### Work to be completed
Keep the pictures out of the copy and print all the entries below exactly.

___ Records for the task

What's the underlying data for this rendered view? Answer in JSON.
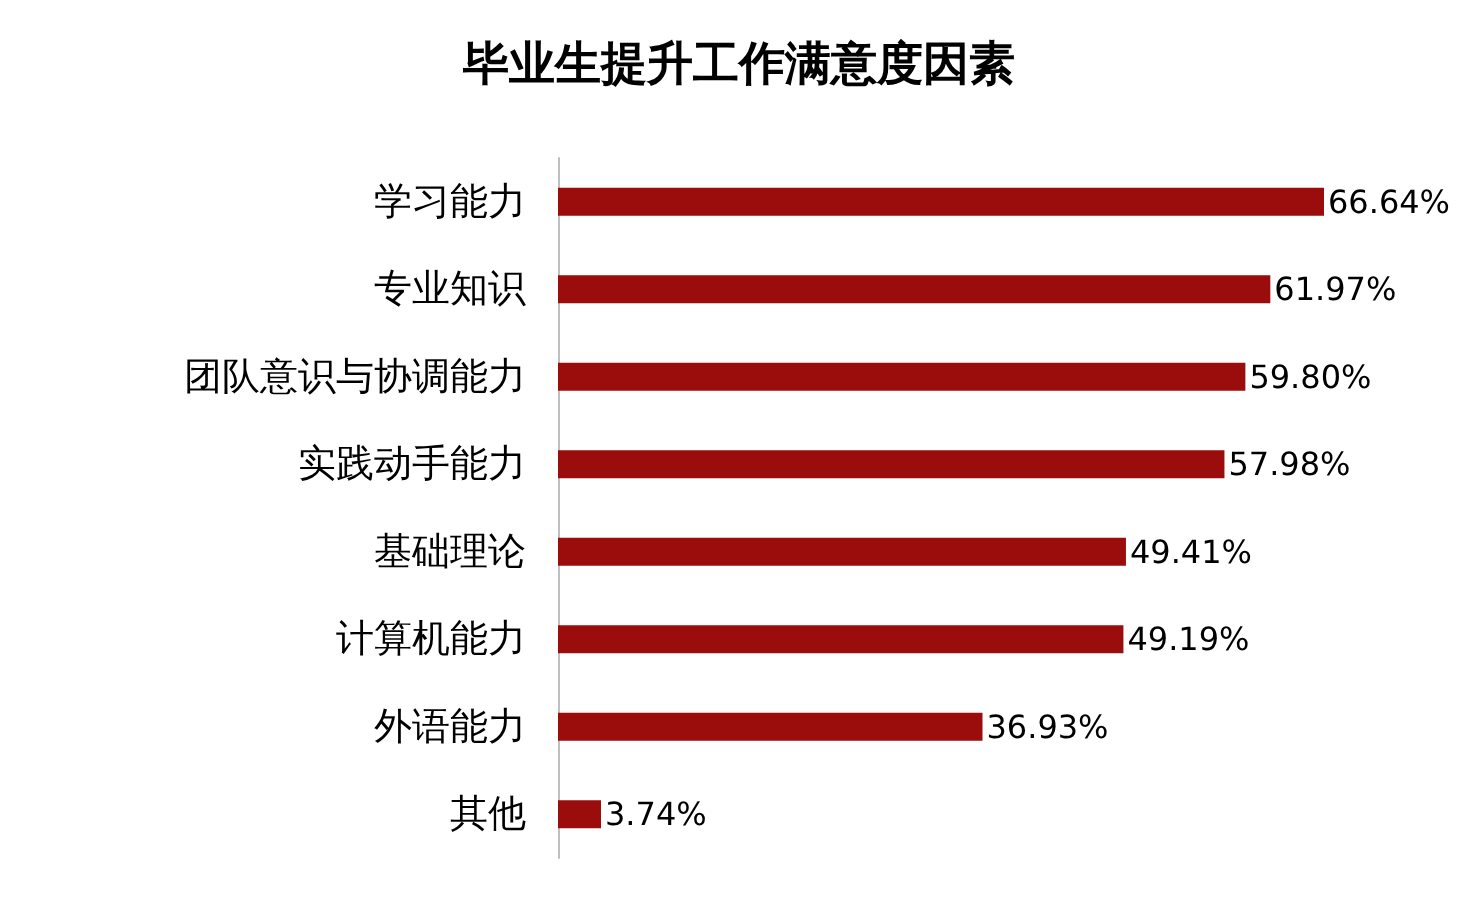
{
  "chart_data": {
    "type": "bar",
    "orientation": "horizontal",
    "title": "毕业生提升工作满意度因素",
    "categories": [
      "学习能力",
      "专业知识",
      "团队意识与协调能力",
      "实践动手能力",
      "基础理论",
      "计算机能力",
      "外语能力",
      "其他"
    ],
    "values": [
      66.64,
      61.97,
      59.8,
      57.98,
      49.41,
      49.19,
      36.93,
      3.74
    ],
    "value_labels": [
      "66.64%",
      "61.97%",
      "59.80%",
      "57.98%",
      "49.41%",
      "49.19%",
      "36.93%",
      "3.74%"
    ],
    "color": "#9b0c0c"
  }
}
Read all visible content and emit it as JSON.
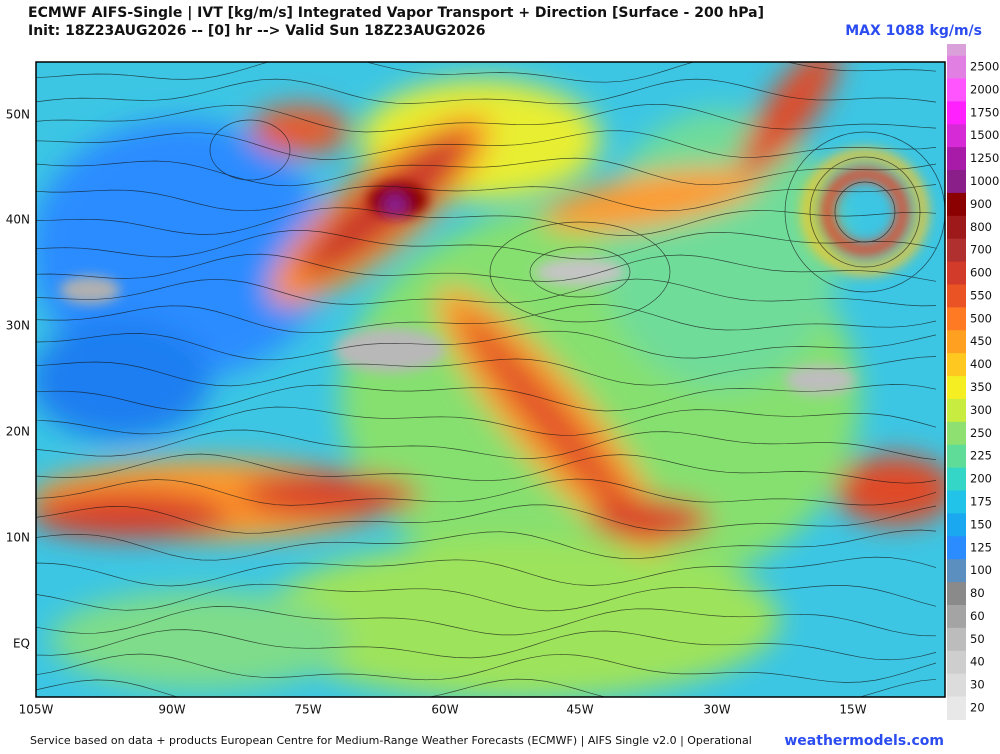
{
  "header": {
    "title": "ECMWF AIFS-Single | IVT [kg/m/s] Integrated Vapor Transport + Direction [Surface - 200 hPa]",
    "subtitle": "Init: 18Z23AUG2026 -- [0] hr --> Valid Sun 18Z23AUG2026",
    "max_label": "MAX 1088 kg/m/s"
  },
  "map": {
    "lat_labels": [
      "50N",
      "40N",
      "30N",
      "20N",
      "10N",
      "EQ"
    ],
    "lon_labels": [
      "105W",
      "90W",
      "75W",
      "60W",
      "45W",
      "30W",
      "15W"
    ]
  },
  "colorbar": {
    "levels": [
      2500,
      2000,
      1750,
      1500,
      1250,
      1000,
      900,
      800,
      700,
      600,
      550,
      500,
      450,
      400,
      350,
      300,
      250,
      225,
      200,
      175,
      150,
      125,
      100,
      80,
      60,
      50,
      40,
      30,
      20
    ],
    "colors": [
      "#e27fe2",
      "#ff55ff",
      "#ff22ff",
      "#d62ad6",
      "#a81aa8",
      "#8a1f8a",
      "#8b0000",
      "#9e1a1a",
      "#b03030",
      "#d23a2a",
      "#ea5424",
      "#ff7a22",
      "#ffa020",
      "#ffc820",
      "#f4ee22",
      "#c8ec40",
      "#8ee070",
      "#5edc98",
      "#34d6c8",
      "#22c3e8",
      "#1aa8f0",
      "#2a8cff",
      "#5b8fbf",
      "#8a8a8a",
      "#a4a4a4",
      "#bcbcbc",
      "#cecece",
      "#dcdcdc",
      "#e8e8e8"
    ]
  },
  "footer": {
    "credit": "Service based on data + products European Centre for Medium-Range Weather Forecasts (ECMWF) | AIFS Single v2.0 | Operational",
    "site": "weathermodels.com"
  }
}
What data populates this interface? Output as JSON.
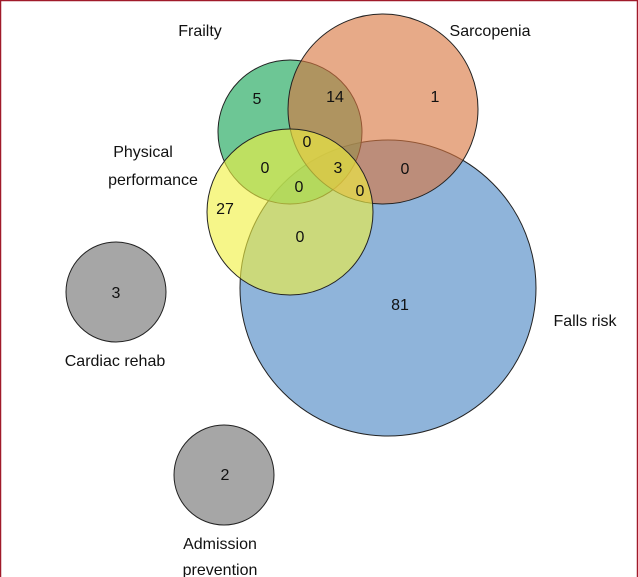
{
  "sets": [
    {
      "label": [
        "Frailty"
      ]
    },
    {
      "label": [
        "Sarcopenia"
      ]
    },
    {
      "label": [
        "Physical",
        "performance"
      ]
    },
    {
      "label": [
        "Falls risk"
      ]
    },
    {
      "label": [
        "Cardiac rehab"
      ]
    },
    {
      "label": [
        "Admission",
        "prevention"
      ]
    }
  ],
  "regions": [
    "5",
    "14",
    "1",
    "0",
    "0",
    "3",
    "0",
    "0",
    "0",
    "27",
    "0",
    "81",
    "3",
    "2"
  ]
}
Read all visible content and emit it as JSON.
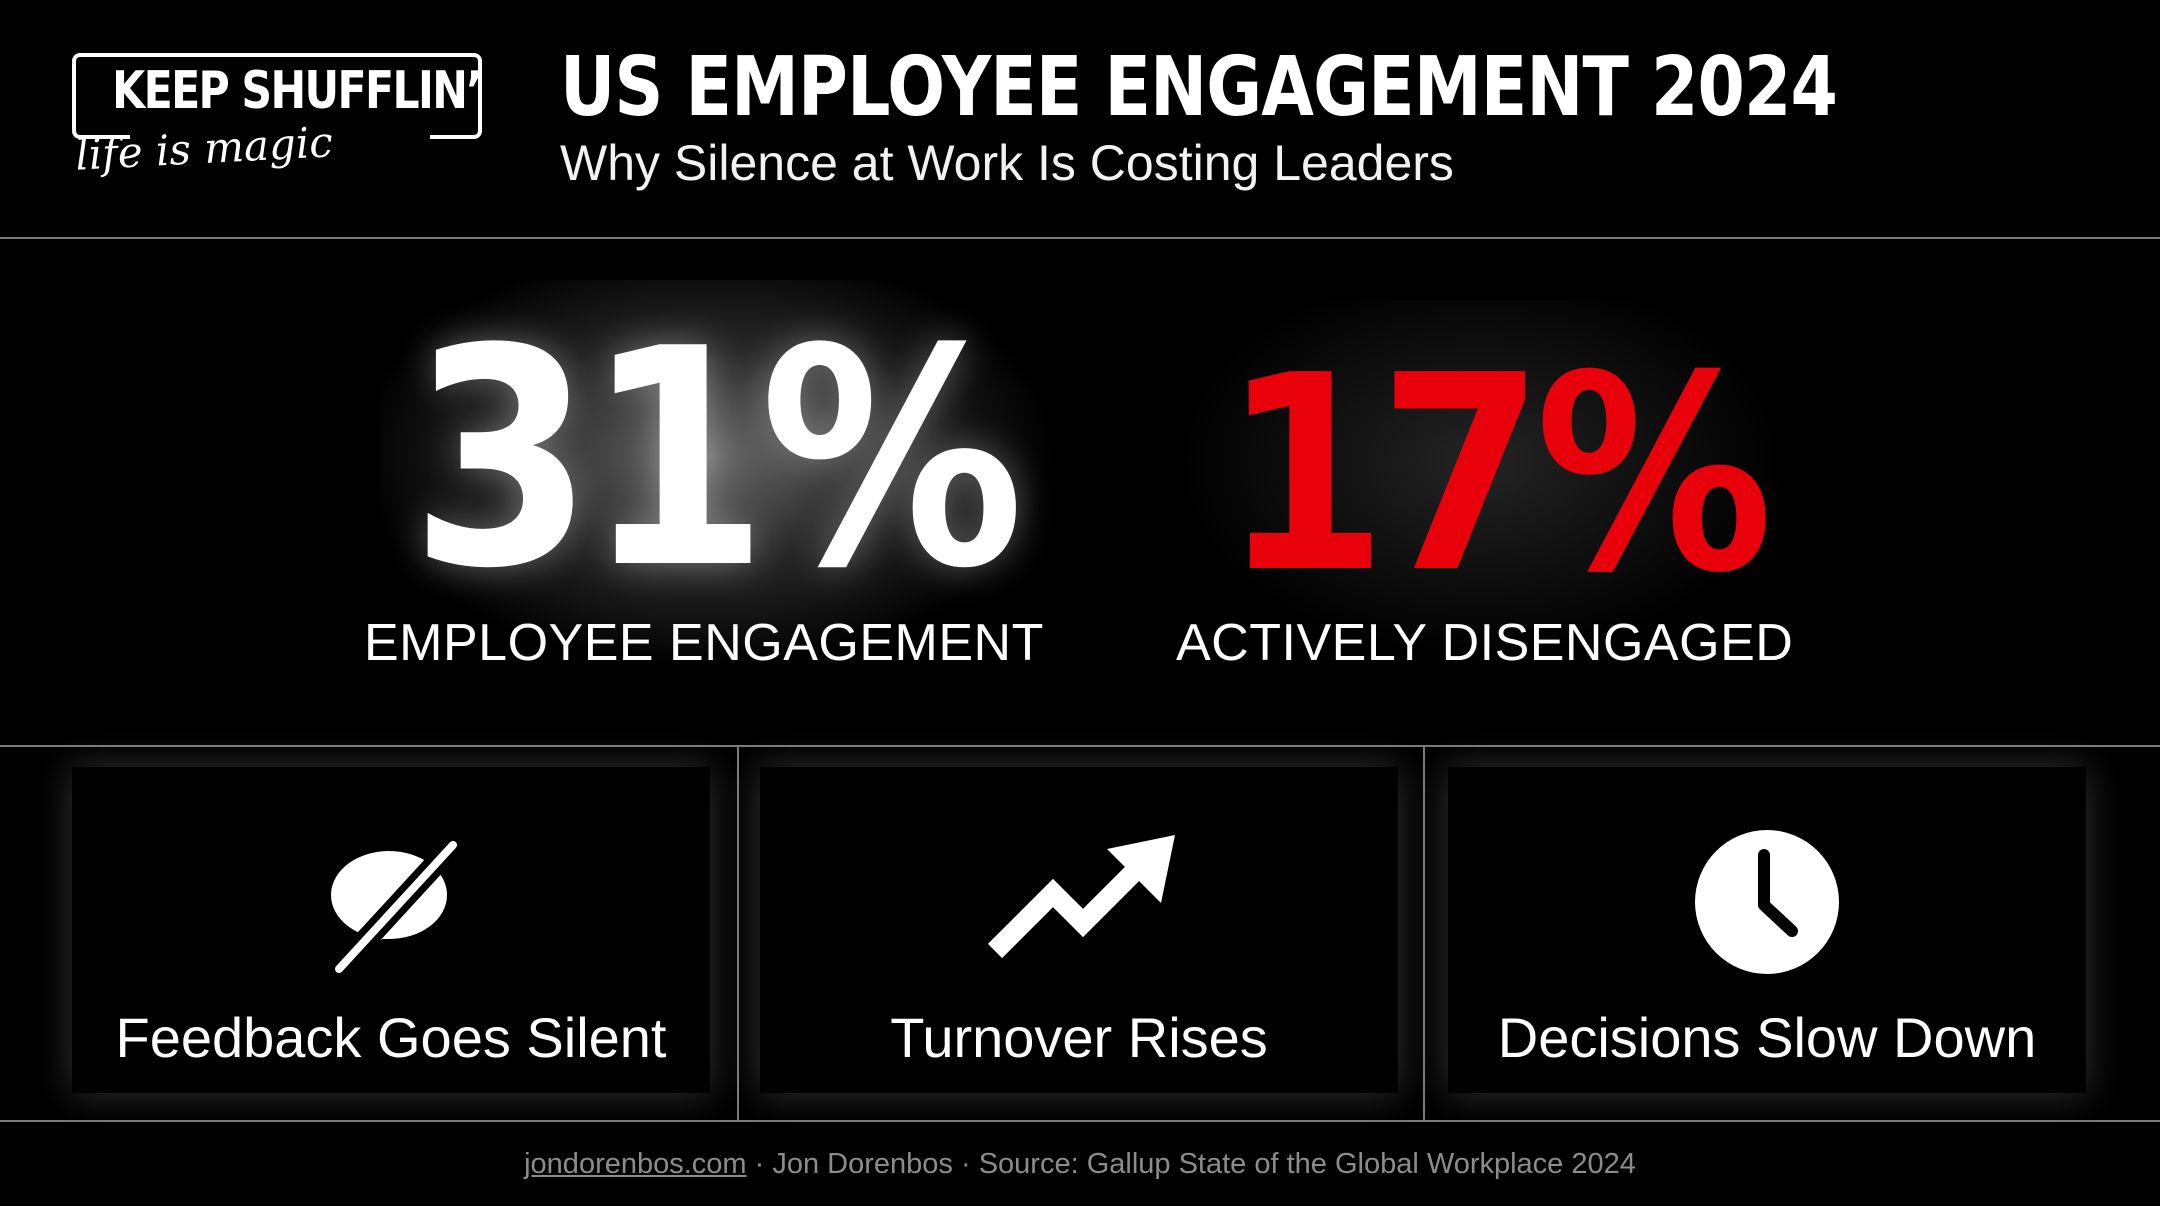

______

### Reply
What's the underlying data for this rendered view? Answer in JSON.
{
  "chart_data": {
    "type": "bar",
    "orientation": "horizontal",
    "title": "毕业生提升工作满意度因素",
    "categories": [
      "学习能力",
      "专业知识",
      "团队意识与协调能力",
      "实践动手能力",
      "基础理论",
      "计算机能力",
      "外语能力",
      "其他"
    ],
    "values": [
      66.64,
      61.97,
      59.8,
      57.98,
      49.41,
      49.19,
      36.93,
      3.74
    ],
    "value_labels": [
      "66.64%",
      "61.97%",
      "59.80%",
      "57.98%",
      "49.41%",
      "49.19%",
      "36.93%",
      "3.74%"
    ],
    "color": "#9b0c0c"
  }
}
Read all visible content and emit it as JSON.
{
  "header": {
    "title": "ECMWF AIFS-Single | IVT [kg/m/s] Integrated Vapor Transport + Direction [Surface - 200 hPa]",
    "subtitle": "Init: 18Z23AUG2026 -- [0] hr --> Valid Sun 18Z23AUG2026",
    "max_label": "MAX 1088 kg/m/s"
  },
  "map": {
    "lat_labels": [
      "50N",
      "40N",
      "30N",
      "20N",
      "10N",
      "EQ"
    ],
    "lon_labels": [
      "105W",
      "90W",
      "75W",
      "60W",
      "45W",
      "30W",
      "15W"
    ]
  },
  "colorbar": {
    "levels": [
      2500,
      2000,
      1750,
      1500,
      1250,
      1000,
      900,
      800,
      700,
      600,
      550,
      500,
      450,
      400,
      350,
      300,
      250,
      225,
      200,
      175,
      150,
      125,
      100,
      80,
      60,
      50,
      40,
      30,
      20
    ],
    "colors": [
      "#e27fe2",
      "#ff55ff",
      "#ff22ff",
      "#d62ad6",
      "#a81aa8",
      "#8a1f8a",
      "#8b0000",
      "#9e1a1a",
      "#b03030",
      "#d23a2a",
      "#ea5424",
      "#ff7a22",
      "#ffa020",
      "#ffc820",
      "#f4ee22",
      "#c8ec40",
      "#8ee070",
      "#5edc98",
      "#34d6c8",
      "#22c3e8",
      "#1aa8f0",
      "#2a8cff",
      "#5b8fbf",
      "#8a8a8a",
      "#a4a4a4",
      "#bcbcbc",
      "#cecece",
      "#dcdcdc",
      "#e8e8e8"
    ]
  },
  "footer": {
    "credit": "Service based on data + products European Centre for Medium-Range Weather Forecasts (ECMWF) | AIFS Single v2.0 | Operational",
    "site": "weathermodels.com"
  }
}
What data populates this interface? Output as JSON.
{
  "sets": [
    {
      "label": [
        "Frailty"
      ]
    },
    {
      "label": [
        "Sarcopenia"
      ]
    },
    {
      "label": [
        "Physical",
        "performance"
      ]
    },
    {
      "label": [
        "Falls risk"
      ]
    },
    {
      "label": [
        "Cardiac rehab"
      ]
    },
    {
      "label": [
        "Admission",
        "prevention"
      ]
    }
  ],
  "regions": [
    "5",
    "14",
    "1",
    "0",
    "0",
    "3",
    "0",
    "0",
    "0",
    "27",
    "0",
    "81",
    "3",
    "2"
  ]
}
Read all visible content and emit it as JSON.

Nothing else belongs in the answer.